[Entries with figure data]

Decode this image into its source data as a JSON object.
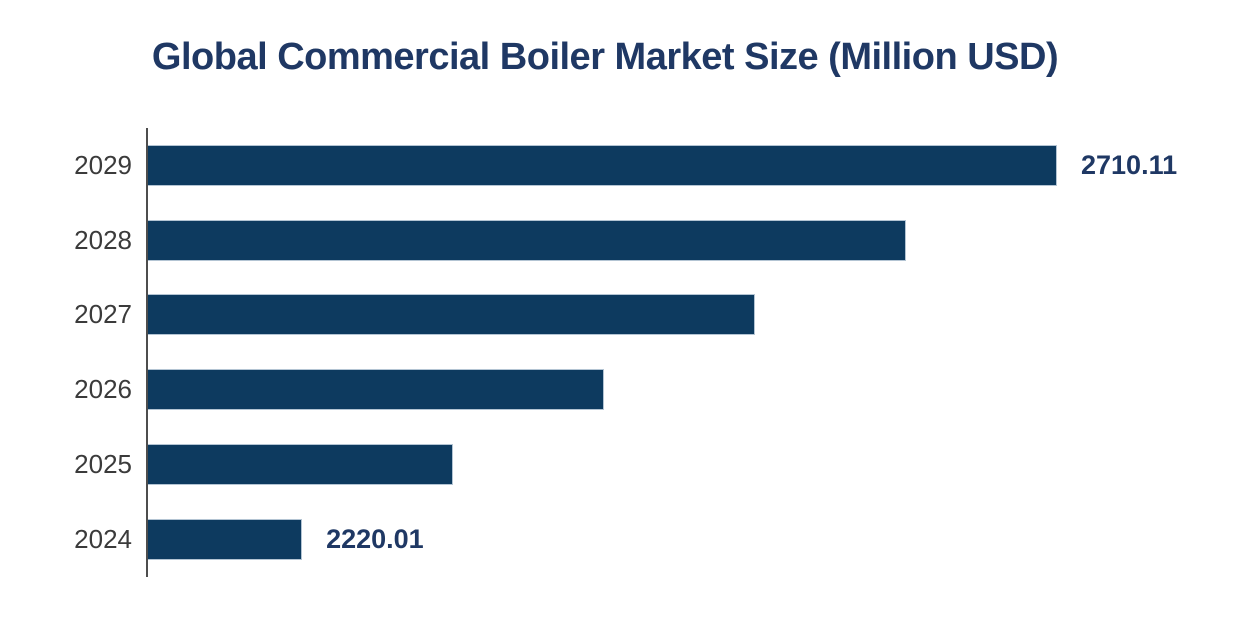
{
  "title": "Global Commercial Boiler Market Size (Million USD)",
  "colors": {
    "background": "#ffffff",
    "bar_fill": "#0d3a5f",
    "bar_border": "#b3c4d3",
    "title_text": "#1f3864",
    "data_label_text": "#1f3864",
    "axis_line": "#4d4d4d",
    "tick_label_text": "#3b3b3b"
  },
  "chart_data": {
    "type": "bar",
    "orientation": "horizontal",
    "title": "Global Commercial Boiler Market Size (Million USD)",
    "categories": [
      "2029",
      "2028",
      "2027",
      "2026",
      "2025",
      "2024"
    ],
    "values": [
      2710.11,
      2612.09,
      2514.07,
      2416.05,
      2318.03,
      2220.01
    ],
    "data_labels": [
      "2710.11",
      "",
      "",
      "",
      "",
      "2220.01"
    ],
    "xlabel": "",
    "ylabel": "",
    "xlim": [
      2120,
      2710.11
    ],
    "grid": false,
    "legend": false
  }
}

_Given problem_.
Transcribe every entry word for word, but skip the pictures.

_Solution to this exercise_.
Decode this image into its source data as a JSON object.
{
  "title": "Global Commercial Boiler Market Size (Million USD)",
  "colors": {
    "background": "#ffffff",
    "bar_fill": "#0d3a5f",
    "bar_border": "#b3c4d3",
    "title_text": "#1f3864",
    "data_label_text": "#1f3864",
    "axis_line": "#4d4d4d",
    "tick_label_text": "#3b3b3b"
  },
  "chart_data": {
    "type": "bar",
    "orientation": "horizontal",
    "title": "Global Commercial Boiler Market Size (Million USD)",
    "categories": [
      "2029",
      "2028",
      "2027",
      "2026",
      "2025",
      "2024"
    ],
    "values": [
      2710.11,
      2612.09,
      2514.07,
      2416.05,
      2318.03,
      2220.01
    ],
    "data_labels": [
      "2710.11",
      "",
      "",
      "",
      "",
      "2220.01"
    ],
    "xlabel": "",
    "ylabel": "",
    "xlim": [
      2120,
      2710.11
    ],
    "grid": false,
    "legend": false
  }
}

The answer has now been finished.